## WRITTEN INSTRUCTION
Please repeat the material starting at its first line and ending at the line containing "x-tick-label: 19 Nov — [60, 440, 66, 458]", substituting "candlestick body" for "candle-body" and changing nothing else.
*** DATA EXTRACT
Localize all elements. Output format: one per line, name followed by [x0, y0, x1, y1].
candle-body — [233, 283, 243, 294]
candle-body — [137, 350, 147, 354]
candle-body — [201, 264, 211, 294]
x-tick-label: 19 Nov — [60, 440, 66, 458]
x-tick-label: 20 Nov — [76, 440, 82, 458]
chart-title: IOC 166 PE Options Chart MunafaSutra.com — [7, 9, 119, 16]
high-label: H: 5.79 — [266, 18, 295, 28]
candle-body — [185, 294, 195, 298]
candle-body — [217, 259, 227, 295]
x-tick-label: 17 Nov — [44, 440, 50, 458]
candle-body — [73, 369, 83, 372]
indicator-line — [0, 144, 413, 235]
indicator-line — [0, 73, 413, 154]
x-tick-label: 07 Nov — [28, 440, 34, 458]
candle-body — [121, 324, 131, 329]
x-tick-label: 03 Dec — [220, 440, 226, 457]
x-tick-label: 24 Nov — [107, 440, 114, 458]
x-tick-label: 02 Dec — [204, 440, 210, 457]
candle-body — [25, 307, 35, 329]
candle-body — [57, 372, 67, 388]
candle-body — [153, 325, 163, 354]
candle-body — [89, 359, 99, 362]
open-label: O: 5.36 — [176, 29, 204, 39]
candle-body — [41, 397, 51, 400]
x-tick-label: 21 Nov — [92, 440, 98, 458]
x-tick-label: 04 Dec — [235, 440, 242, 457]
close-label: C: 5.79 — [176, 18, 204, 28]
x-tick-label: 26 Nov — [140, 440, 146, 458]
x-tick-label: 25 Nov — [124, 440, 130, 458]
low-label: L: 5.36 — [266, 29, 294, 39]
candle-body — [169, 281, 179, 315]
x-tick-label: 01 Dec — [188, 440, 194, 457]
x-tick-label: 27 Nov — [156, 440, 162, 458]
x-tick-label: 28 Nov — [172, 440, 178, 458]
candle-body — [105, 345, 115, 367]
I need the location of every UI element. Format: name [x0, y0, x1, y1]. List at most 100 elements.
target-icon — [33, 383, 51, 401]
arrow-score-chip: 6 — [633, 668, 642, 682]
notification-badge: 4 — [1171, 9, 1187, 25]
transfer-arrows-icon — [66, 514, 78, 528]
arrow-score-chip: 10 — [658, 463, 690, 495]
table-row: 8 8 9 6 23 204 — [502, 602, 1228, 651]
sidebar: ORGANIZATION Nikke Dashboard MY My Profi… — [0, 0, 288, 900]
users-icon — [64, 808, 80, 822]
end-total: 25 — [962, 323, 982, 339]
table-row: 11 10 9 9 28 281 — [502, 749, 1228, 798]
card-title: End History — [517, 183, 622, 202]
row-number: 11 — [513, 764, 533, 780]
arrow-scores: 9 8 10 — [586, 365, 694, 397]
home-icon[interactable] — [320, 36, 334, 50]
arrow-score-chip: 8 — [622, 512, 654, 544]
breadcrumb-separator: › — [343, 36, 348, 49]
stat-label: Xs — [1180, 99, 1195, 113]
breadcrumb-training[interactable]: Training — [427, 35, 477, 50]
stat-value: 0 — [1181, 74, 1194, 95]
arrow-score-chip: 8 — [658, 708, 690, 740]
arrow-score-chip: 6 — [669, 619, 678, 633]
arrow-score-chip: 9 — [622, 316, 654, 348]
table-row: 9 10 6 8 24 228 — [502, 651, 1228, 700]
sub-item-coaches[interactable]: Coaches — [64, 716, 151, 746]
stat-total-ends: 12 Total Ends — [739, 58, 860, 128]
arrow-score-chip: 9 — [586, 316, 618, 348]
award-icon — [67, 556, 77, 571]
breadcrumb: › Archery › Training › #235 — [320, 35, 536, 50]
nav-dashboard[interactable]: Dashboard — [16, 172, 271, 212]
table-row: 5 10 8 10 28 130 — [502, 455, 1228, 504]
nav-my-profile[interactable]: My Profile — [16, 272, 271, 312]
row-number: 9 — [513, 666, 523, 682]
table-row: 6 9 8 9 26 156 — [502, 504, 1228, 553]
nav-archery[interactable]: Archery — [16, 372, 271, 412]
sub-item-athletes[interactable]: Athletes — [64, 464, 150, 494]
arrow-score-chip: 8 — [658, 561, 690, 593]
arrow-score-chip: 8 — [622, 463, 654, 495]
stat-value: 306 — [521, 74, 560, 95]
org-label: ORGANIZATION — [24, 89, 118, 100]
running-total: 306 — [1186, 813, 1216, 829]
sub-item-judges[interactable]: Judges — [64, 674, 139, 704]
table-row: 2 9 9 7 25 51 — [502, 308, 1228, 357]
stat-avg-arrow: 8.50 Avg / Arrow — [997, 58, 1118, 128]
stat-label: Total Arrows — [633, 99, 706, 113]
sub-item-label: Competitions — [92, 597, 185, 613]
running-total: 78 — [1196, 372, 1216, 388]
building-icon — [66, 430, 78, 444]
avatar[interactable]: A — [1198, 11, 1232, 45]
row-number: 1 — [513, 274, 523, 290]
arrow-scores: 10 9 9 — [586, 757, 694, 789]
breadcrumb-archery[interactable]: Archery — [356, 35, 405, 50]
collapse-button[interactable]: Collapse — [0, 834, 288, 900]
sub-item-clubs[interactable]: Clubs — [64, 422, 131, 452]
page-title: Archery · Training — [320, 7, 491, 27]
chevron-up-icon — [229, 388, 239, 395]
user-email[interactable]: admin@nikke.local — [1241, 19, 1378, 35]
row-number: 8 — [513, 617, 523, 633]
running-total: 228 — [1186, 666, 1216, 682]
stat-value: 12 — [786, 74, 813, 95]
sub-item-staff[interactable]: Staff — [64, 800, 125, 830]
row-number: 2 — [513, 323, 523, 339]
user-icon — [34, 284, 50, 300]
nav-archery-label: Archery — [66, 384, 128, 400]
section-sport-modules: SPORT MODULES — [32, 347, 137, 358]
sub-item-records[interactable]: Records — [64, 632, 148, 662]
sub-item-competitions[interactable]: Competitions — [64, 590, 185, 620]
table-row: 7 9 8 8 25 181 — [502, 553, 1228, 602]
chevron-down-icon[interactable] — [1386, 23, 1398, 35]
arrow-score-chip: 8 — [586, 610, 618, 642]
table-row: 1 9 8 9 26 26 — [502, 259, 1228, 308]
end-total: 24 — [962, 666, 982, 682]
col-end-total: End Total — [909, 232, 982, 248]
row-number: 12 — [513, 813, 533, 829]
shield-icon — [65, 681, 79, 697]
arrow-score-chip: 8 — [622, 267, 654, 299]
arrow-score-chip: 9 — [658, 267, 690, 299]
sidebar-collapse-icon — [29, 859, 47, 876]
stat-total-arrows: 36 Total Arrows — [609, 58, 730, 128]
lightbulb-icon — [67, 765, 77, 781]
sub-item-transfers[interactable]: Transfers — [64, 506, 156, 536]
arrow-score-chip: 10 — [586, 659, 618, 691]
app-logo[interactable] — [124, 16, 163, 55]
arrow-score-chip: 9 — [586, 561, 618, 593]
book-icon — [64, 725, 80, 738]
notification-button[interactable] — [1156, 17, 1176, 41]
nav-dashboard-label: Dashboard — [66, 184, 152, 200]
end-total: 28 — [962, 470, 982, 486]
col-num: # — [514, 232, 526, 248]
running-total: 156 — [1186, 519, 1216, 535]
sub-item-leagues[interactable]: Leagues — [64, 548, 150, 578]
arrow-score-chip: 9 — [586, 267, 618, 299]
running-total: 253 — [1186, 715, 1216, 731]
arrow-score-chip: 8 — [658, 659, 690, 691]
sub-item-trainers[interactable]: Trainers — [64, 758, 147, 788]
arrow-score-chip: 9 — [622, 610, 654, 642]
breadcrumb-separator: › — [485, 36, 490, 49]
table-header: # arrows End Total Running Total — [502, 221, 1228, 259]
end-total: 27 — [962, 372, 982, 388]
******
## SOLUTION TO THIS EXERCISE
Localize all elements. Output format: one per line, name followed by [x0, y0, x1, y1].
candlestick body — [233, 283, 243, 294]
candlestick body — [137, 350, 147, 354]
candlestick body — [201, 264, 211, 294]
x-tick-label: 19 Nov — [60, 440, 66, 458]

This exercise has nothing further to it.